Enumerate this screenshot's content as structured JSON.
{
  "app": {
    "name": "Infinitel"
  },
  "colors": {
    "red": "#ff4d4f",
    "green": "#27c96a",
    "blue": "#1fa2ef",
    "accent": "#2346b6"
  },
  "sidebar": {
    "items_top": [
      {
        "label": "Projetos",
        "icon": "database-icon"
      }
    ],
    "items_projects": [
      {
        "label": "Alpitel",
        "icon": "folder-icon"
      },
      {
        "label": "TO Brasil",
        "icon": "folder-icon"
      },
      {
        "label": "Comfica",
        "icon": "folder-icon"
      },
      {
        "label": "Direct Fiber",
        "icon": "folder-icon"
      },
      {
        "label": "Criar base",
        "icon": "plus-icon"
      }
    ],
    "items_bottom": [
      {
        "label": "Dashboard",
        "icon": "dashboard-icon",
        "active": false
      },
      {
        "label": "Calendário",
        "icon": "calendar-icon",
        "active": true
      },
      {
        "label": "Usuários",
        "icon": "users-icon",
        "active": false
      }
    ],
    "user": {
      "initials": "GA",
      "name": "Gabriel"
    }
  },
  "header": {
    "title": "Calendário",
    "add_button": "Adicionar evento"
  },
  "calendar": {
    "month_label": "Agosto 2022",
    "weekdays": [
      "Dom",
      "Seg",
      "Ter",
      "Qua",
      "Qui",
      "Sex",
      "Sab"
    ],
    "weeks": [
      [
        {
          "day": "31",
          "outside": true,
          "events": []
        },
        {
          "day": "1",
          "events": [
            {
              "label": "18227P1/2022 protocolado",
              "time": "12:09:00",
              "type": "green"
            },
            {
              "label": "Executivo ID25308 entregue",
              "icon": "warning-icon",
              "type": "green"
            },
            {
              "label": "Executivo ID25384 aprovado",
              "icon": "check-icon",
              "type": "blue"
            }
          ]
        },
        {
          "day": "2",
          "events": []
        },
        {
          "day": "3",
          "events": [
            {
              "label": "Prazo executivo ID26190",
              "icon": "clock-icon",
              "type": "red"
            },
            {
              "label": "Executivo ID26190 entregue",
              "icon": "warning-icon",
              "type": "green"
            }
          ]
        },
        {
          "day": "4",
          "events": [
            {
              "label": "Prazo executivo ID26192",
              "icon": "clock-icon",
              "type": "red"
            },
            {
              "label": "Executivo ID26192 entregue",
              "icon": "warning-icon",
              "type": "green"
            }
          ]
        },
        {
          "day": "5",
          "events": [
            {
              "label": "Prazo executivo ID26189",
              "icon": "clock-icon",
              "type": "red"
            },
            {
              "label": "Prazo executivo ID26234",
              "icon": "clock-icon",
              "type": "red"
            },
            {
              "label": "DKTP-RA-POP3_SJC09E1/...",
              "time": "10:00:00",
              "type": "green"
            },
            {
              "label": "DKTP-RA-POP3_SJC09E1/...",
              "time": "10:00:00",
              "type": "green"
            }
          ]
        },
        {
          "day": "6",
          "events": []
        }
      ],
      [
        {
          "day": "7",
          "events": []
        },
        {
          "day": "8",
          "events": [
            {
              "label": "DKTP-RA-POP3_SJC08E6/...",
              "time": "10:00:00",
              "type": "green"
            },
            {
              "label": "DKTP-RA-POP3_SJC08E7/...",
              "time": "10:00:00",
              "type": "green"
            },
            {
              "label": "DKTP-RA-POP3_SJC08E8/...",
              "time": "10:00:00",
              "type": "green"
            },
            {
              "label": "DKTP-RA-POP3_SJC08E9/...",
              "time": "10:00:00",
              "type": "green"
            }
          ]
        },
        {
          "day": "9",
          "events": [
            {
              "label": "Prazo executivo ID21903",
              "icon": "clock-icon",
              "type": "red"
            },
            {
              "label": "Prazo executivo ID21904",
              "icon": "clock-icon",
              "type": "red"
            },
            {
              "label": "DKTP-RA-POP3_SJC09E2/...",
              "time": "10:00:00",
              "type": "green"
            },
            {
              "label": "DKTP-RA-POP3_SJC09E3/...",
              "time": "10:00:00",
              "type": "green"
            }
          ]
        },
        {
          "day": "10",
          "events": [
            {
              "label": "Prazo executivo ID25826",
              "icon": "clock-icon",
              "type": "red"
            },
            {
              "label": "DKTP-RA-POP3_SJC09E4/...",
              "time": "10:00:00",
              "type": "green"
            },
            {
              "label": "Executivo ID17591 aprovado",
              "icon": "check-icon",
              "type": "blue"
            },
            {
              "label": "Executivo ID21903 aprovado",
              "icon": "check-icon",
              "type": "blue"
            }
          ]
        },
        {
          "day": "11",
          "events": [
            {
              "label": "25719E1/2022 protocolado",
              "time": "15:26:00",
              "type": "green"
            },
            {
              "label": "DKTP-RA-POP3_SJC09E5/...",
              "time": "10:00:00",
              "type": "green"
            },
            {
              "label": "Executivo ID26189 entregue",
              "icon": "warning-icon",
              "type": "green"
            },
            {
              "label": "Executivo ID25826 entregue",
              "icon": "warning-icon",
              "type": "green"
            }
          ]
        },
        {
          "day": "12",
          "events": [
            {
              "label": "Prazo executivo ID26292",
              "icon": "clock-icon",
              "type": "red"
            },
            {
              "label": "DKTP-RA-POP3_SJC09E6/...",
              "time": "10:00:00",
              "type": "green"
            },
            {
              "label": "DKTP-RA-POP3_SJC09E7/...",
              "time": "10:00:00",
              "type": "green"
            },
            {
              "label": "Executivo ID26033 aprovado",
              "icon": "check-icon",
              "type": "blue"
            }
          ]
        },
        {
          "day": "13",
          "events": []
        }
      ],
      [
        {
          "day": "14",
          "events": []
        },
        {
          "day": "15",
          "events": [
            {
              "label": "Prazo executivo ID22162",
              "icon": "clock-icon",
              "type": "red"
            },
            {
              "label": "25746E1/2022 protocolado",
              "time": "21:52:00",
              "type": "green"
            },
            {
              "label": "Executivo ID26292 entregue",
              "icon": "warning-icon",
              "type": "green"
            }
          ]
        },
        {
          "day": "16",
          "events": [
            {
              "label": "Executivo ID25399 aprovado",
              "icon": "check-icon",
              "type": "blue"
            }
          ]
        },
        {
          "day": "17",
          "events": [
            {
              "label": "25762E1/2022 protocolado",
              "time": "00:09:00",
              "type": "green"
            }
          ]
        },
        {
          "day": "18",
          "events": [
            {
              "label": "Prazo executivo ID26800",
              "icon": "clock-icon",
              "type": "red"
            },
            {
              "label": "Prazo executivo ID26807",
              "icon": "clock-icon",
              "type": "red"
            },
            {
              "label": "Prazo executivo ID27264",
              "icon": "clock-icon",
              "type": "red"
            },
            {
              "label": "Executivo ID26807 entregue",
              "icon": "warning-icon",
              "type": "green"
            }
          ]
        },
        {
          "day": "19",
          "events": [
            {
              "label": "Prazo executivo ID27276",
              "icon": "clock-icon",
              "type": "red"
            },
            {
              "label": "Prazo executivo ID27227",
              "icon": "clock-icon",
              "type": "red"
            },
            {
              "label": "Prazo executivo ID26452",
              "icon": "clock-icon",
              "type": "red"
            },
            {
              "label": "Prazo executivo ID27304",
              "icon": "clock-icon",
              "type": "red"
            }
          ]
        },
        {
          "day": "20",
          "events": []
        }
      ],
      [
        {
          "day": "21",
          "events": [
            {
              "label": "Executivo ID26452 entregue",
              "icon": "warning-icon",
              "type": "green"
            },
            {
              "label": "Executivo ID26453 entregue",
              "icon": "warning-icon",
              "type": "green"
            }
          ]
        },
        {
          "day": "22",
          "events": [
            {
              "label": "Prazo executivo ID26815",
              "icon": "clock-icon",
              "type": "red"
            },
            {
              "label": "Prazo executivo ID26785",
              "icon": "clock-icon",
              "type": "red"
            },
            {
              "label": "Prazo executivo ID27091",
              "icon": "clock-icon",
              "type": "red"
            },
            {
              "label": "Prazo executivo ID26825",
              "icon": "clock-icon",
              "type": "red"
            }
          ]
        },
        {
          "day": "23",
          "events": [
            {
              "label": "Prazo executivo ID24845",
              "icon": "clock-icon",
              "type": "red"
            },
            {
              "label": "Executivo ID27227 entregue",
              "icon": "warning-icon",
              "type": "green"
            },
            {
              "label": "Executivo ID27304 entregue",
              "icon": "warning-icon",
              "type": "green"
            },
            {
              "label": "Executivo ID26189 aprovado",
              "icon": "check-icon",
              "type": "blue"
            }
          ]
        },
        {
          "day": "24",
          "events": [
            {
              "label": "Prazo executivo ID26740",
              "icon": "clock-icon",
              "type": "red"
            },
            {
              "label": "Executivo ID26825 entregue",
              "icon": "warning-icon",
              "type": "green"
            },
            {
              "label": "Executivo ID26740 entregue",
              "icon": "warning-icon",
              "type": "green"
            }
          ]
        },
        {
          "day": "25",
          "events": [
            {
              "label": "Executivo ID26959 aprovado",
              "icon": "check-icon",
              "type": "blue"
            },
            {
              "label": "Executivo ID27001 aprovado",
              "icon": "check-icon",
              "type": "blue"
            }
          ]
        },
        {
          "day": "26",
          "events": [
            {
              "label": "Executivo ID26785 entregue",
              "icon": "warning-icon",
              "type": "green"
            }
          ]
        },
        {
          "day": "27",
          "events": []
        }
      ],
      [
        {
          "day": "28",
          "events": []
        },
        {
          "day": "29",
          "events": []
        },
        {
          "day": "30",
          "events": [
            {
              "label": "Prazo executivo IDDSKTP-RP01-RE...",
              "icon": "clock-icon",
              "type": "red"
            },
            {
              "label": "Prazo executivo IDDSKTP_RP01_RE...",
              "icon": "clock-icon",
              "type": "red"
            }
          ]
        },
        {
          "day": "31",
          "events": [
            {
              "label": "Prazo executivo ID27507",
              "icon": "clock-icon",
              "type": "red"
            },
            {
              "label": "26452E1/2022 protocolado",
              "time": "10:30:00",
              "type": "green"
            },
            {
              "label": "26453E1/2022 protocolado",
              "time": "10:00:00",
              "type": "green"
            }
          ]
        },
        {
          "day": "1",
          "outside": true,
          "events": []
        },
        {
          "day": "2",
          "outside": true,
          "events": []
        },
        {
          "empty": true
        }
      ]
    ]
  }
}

*Your task*:
Collect each line above holding the string "aprovado".

*Final answer*:
              "label": "Executivo ID25384 aprovado",
              "label": "Executivo ID17591 aprovado",
              "label": "Executivo ID21903 aprovado",
              "label": "Executivo ID26033 aprovado",
              "label": "Executivo ID25399 aprovado",
              "label": "Executivo ID26189 aprovado",
              "label": "Executivo ID26959 aprovado",
              "label": "Executivo ID27001 aprovado",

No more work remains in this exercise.